# [Set exercise]
Give all of the lines again exactly as they read.

# [Records excerpted from a collection]
==================================================

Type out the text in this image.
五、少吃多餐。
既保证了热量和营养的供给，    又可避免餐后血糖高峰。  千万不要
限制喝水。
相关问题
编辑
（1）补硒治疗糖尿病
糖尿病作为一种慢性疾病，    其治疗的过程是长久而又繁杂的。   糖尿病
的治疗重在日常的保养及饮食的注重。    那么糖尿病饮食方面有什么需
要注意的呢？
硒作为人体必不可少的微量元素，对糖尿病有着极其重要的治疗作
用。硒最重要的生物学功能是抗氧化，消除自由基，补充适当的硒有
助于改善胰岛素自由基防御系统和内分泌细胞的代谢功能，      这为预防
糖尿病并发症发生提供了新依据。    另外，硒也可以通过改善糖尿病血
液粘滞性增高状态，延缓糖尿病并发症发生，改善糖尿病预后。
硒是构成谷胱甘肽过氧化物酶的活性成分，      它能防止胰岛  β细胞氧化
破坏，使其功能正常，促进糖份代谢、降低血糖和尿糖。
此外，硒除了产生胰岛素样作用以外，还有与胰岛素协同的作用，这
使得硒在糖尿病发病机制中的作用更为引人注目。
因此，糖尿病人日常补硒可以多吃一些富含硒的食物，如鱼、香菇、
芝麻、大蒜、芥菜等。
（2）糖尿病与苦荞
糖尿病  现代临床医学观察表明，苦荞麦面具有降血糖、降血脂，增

==================================================

# [Answer to the task]
Type out the text in this image.
五、少吃多餐。
既保证了热量和营养的供给，    又可避免餐后血糖高峰。  千万不要
限制喝水。
相关问题
编辑
（1）补硒治疗糖尿病
糖尿病作为一种慢性疾病，    其治疗的过程是长久而又繁杂的。   糖尿病
的治疗重在日常的保养及饮食的注重。    那么糖尿病饮食方面有什么需
要注意的呢？
硒作为人体必不可少的微量元素，对糖尿病有着极其重要的治疗作
用。硒最重要的生物学功能是抗氧化，消除自由基，补充适当的硒有
助于改善胰岛素自由基防御系统和内分泌细胞的代谢功能，      这为预防
糖尿病并发症发生提供了新依据。    另外，硒也可以通过改善糖尿病血
液粘滞性增高状态，延缓糖尿病并发症发生，改善糖尿病预后。
硒是构成谷胱甘肽过氧化物酶的活性成分，      它能防止胰岛  β细胞氧化
破坏，使其功能正常，促进糖份代谢、降低血糖和尿糖。
此外，硒除了产生胰岛素样作用以外，还有与胰岛素协同的作用，这
使得硒在糖尿病发病机制中的作用更为引人注目。
因此，糖尿病人日常补硒可以多吃一些富含硒的食物，如鱼、香菇、
芝麻、大蒜、芥菜等。
（2）糖尿病与苦荞
糖尿病  现代临床医学观察表明，苦荞麦面具有降血糖、降血脂，增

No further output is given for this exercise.